> [DATA LINES]

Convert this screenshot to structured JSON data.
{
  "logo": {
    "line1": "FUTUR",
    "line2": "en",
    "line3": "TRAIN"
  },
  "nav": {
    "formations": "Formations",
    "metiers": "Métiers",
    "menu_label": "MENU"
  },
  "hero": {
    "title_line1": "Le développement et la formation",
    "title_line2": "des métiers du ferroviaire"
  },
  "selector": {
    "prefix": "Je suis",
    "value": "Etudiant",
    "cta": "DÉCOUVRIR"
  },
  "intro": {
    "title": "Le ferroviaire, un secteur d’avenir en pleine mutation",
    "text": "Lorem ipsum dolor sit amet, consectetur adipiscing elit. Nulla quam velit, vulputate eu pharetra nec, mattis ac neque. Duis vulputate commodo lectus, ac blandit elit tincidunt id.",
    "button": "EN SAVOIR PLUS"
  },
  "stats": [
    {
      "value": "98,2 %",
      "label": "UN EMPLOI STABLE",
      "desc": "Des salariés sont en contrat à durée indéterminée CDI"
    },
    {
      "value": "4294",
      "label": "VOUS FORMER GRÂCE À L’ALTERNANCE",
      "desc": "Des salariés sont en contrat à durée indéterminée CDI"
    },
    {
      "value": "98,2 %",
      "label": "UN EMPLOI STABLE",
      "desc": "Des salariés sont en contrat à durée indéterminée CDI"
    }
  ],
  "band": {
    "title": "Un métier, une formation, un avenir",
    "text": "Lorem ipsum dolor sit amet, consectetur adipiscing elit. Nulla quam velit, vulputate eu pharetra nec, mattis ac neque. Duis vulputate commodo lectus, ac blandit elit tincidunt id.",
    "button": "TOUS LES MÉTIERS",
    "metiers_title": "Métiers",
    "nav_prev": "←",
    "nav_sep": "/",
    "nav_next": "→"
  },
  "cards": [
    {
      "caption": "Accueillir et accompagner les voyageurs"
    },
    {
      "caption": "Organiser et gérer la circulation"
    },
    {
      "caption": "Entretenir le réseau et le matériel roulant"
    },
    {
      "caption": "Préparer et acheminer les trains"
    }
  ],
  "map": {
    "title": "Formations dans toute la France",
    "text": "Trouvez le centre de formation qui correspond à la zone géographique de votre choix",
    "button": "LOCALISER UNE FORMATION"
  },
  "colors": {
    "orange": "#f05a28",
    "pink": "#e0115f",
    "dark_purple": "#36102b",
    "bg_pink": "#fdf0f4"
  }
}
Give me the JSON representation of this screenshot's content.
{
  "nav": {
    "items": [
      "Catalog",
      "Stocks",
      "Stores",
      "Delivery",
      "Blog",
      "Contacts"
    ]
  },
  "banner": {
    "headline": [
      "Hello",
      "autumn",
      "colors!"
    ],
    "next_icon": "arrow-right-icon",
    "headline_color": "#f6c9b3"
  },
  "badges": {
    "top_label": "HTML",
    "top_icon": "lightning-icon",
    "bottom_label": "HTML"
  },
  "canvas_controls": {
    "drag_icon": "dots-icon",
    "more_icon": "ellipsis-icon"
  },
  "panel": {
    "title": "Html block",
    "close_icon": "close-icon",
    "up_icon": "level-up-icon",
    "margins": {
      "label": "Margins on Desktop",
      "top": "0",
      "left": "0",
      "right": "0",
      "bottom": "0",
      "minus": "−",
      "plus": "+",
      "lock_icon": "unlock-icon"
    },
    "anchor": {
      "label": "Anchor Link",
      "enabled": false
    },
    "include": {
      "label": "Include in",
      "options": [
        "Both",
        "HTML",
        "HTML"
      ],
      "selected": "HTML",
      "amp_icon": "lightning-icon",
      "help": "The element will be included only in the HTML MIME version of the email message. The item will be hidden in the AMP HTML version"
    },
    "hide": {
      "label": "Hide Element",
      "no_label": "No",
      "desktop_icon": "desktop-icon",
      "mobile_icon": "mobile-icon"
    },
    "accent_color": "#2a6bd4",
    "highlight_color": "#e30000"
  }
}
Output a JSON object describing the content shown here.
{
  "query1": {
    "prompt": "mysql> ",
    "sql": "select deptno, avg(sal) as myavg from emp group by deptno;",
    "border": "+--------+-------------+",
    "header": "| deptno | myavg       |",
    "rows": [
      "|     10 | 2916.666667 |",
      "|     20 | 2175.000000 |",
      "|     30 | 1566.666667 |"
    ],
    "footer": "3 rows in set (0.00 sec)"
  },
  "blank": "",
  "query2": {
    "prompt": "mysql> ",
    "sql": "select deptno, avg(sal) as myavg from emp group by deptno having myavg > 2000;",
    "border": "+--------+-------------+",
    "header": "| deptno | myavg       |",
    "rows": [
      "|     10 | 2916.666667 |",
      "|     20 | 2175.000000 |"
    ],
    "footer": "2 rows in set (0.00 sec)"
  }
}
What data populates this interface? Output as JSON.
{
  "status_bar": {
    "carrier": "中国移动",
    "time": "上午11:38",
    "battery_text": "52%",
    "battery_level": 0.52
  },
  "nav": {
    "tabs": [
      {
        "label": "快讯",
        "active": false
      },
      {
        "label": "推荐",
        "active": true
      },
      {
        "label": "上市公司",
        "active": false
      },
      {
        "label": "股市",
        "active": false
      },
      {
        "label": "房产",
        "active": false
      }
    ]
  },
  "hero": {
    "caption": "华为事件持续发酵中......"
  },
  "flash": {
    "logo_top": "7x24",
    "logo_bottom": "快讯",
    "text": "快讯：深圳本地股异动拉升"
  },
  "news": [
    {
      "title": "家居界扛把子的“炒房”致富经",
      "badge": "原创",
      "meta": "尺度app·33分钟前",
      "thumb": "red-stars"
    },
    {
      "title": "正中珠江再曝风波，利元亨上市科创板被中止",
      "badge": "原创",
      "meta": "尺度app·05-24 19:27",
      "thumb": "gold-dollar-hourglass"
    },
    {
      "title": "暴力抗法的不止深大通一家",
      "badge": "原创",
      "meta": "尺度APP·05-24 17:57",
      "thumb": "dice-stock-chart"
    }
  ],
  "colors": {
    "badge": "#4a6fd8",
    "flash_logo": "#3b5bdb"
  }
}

> [STATED EXERCISE] Quote all of the entries exactly as they appear.

> [EXERCISE RESULT]
Convert this screenshot to structured JSON data.
{
  "logo": {
    "line1": "FUTUR",
    "line2": "en",
    "line3": "TRAIN"
  },
  "nav": {
    "formations": "Formations",
    "metiers": "Métiers",
    "menu_label": "MENU"
  },
  "hero": {
    "title_line1": "Le développement et la formation",
    "title_line2": "des métiers du ferroviaire"
  },
  "selector": {
    "prefix": "Je suis",
    "value": "Etudiant",
    "cta": "DÉCOUVRIR"
  },
  "intro": {
    "title": "Le ferroviaire, un secteur d’avenir en pleine mutation",
    "text": "Lorem ipsum dolor sit amet, consectetur adipiscing elit. Nulla quam velit, vulputate eu pharetra nec, mattis ac neque. Duis vulputate commodo lectus, ac blandit elit tincidunt id.",
    "button": "EN SAVOIR PLUS"
  },
  "stats": [
    {
      "value": "98,2 %",
      "label": "UN EMPLOI STABLE",
      "desc": "Des salariés sont en contrat à durée indéterminée CDI"
    },
    {
      "value": "4294",
      "label": "VOUS FORMER GRÂCE À L’ALTERNANCE",
      "desc": "Des salariés sont en contrat à durée indéterminée CDI"
    },
    {
      "value": "98,2 %",
      "label": "UN EMPLOI STABLE",
      "desc": "Des salariés sont en contrat à durée indéterminée CDI"
    }
  ],
  "band": {
    "title": "Un métier, une formation, un avenir",
    "text": "Lorem ipsum dolor sit amet, consectetur adipiscing elit. Nulla quam velit, vulputate eu pharetra nec, mattis ac neque. Duis vulputate commodo lectus, ac blandit elit tincidunt id.",
    "button": "TOUS LES MÉTIERS",
    "metiers_title": "Métiers",
    "nav_prev": "←",
    "nav_sep": "/",
    "nav_next": "→"
  },
  "cards": [
    {
      "caption": "Accueillir et accompagner les voyageurs"
    },
    {
      "caption": "Organiser et gérer la circulation"
    },
    {
      "caption": "Entretenir le réseau et le matériel roulant"
    },
    {
      "caption": "Préparer et acheminer les trains"
    }
  ],
  "map": {
    "title": "Formations dans toute la France",
    "text": "Trouvez le centre de formation qui correspond à la zone géographique de votre choix",
    "button": "LOCALISER UNE FORMATION"
  },
  "colors": {
    "orange": "#f05a28",
    "pink": "#e0115f",
    "dark_purple": "#36102b",
    "bg_pink": "#fdf0f4"
  }
}
Give me the JSON representation of this screenshot's content.
{
  "nav": {
    "items": [
      "Catalog",
      "Stocks",
      "Stores",
      "Delivery",
      "Blog",
      "Contacts"
    ]
  },
  "banner": {
    "headline": [
      "Hello",
      "autumn",
      "colors!"
    ],
    "next_icon": "arrow-right-icon",
    "headline_color": "#f6c9b3"
  },
  "badges": {
    "top_label": "HTML",
    "top_icon": "lightning-icon",
    "bottom_label": "HTML"
  },
  "canvas_controls": {
    "drag_icon": "dots-icon",
    "more_icon": "ellipsis-icon"
  },
  "panel": {
    "title": "Html block",
    "close_icon": "close-icon",
    "up_icon": "level-up-icon",
    "margins": {
      "label": "Margins on Desktop",
      "top": "0",
      "left": "0",
      "right": "0",
      "bottom": "0",
      "minus": "−",
      "plus": "+",
      "lock_icon": "unlock-icon"
    },
    "anchor": {
      "label": "Anchor Link",
      "enabled": false
    },
    "include": {
      "label": "Include in",
      "options": [
        "Both",
        "HTML",
        "HTML"
      ],
      "selected": "HTML",
      "amp_icon": "lightning-icon",
      "help": "The element will be included only in the HTML MIME version of the email message. The item will be hidden in the AMP HTML version"
    },
    "hide": {
      "label": "Hide Element",
      "no_label": "No",
      "desktop_icon": "desktop-icon",
      "mobile_icon": "mobile-icon"
    },
    "accent_color": "#2a6bd4",
    "highlight_color": "#e30000"
  }
}
Output a JSON object describing the content shown here.
{
  "query1": {
    "prompt": "mysql> ",
    "sql": "select deptno, avg(sal) as myavg from emp group by deptno;",
    "border": "+--------+-------------+",
    "header": "| deptno | myavg       |",
    "rows": [
      "|     10 | 2916.666667 |",
      "|     20 | 2175.000000 |",
      "|     30 | 1566.666667 |"
    ],
    "footer": "3 rows in set (0.00 sec)"
  },
  "blank": "",
  "query2": {
    "prompt": "mysql> ",
    "sql": "select deptno, avg(sal) as myavg from emp group by deptno having myavg > 2000;",
    "border": "+--------+-------------+",
    "header": "| deptno | myavg       |",
    "rows": [
      "|     10 | 2916.666667 |",
      "|     20 | 2175.000000 |"
    ],
    "footer": "2 rows in set (0.00 sec)"
  }
}
What data populates this interface? Output as JSON.
{
  "status_bar": {
    "carrier": "中国移动",
    "time": "上午11:38",
    "battery_text": "52%",
    "battery_level": 0.52
  },
  "nav": {
    "tabs": [
      {
        "label": "快讯",
        "active": false
      },
      {
        "label": "推荐",
        "active": true
      },
      {
        "label": "上市公司",
        "active": false
      },
      {
        "label": "股市",
        "active": false
      },
      {
        "label": "房产",
        "active": false
      }
    ]
  },
  "hero": {
    "caption": "华为事件持续发酵中......"
  },
  "flash": {
    "logo_top": "7x24",
    "logo_bottom": "快讯",
    "text": "快讯：深圳本地股异动拉升"
  },
  "news": [
    {
      "title": "家居界扛把子的“炒房”致富经",
      "badge": "原创",
      "meta": "尺度app·33分钟前",
      "thumb": "red-stars"
    },
    {
      "title": "正中珠江再曝风波，利元亨上市科创板被中止",
      "badge": "原创",
      "meta": "尺度app·05-24 19:27",
      "thumb": "gold-dollar-hourglass"
    },
    {
      "title": "暴力抗法的不止深大通一家",
      "badge": "原创",
      "meta": "尺度APP·05-24 17:57",
      "thumb": "dice-stock-chart"
    }
  ],
  "colors": {
    "badge": "#4a6fd8",
    "flash_logo": "#3b5bdb"
  }
}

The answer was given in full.